>> Begin

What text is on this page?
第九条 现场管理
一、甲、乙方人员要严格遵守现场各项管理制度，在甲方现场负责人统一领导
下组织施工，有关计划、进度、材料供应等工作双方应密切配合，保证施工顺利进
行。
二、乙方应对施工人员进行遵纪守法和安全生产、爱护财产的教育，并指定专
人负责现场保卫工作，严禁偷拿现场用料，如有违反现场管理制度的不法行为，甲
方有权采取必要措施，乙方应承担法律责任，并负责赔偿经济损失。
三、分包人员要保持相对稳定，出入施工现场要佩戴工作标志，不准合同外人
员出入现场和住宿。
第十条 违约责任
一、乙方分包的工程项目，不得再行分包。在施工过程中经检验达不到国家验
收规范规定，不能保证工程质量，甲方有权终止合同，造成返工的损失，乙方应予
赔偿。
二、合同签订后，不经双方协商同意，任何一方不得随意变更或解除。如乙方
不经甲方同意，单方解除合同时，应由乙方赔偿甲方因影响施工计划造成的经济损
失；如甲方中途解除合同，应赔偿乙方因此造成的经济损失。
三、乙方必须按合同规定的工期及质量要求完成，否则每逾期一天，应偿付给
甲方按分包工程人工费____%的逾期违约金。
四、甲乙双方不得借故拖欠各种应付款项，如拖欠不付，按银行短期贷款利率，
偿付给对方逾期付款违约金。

>> End

> Your objective
Your task is to print the whole listing again exactly.

> Answer
What text is on this page?
第九条 现场管理
一、甲、乙方人员要严格遵守现场各项管理制度，在甲方现场负责人统一领导
下组织施工，有关计划、进度、材料供应等工作双方应密切配合，保证施工顺利进
行。
二、乙方应对施工人员进行遵纪守法和安全生产、爱护财产的教育，并指定专
人负责现场保卫工作，严禁偷拿现场用料，如有违反现场管理制度的不法行为，甲
方有权采取必要措施，乙方应承担法律责任，并负责赔偿经济损失。
三、分包人员要保持相对稳定，出入施工现场要佩戴工作标志，不准合同外人
员出入现场和住宿。
第十条 违约责任
一、乙方分包的工程项目，不得再行分包。在施工过程中经检验达不到国家验
收规范规定，不能保证工程质量，甲方有权终止合同，造成返工的损失，乙方应予
赔偿。
二、合同签订后，不经双方协商同意，任何一方不得随意变更或解除。如乙方
不经甲方同意，单方解除合同时，应由乙方赔偿甲方因影响施工计划造成的经济损
失；如甲方中途解除合同，应赔偿乙方因此造成的经济损失。
三、乙方必须按合同规定的工期及质量要求完成，否则每逾期一天，应偿付给
甲方按分包工程人工费____%的逾期违约金。
四、甲乙双方不得借故拖欠各种应付款项，如拖欠不付，按银行短期贷款利率，
偿付给对方逾期付款违约金。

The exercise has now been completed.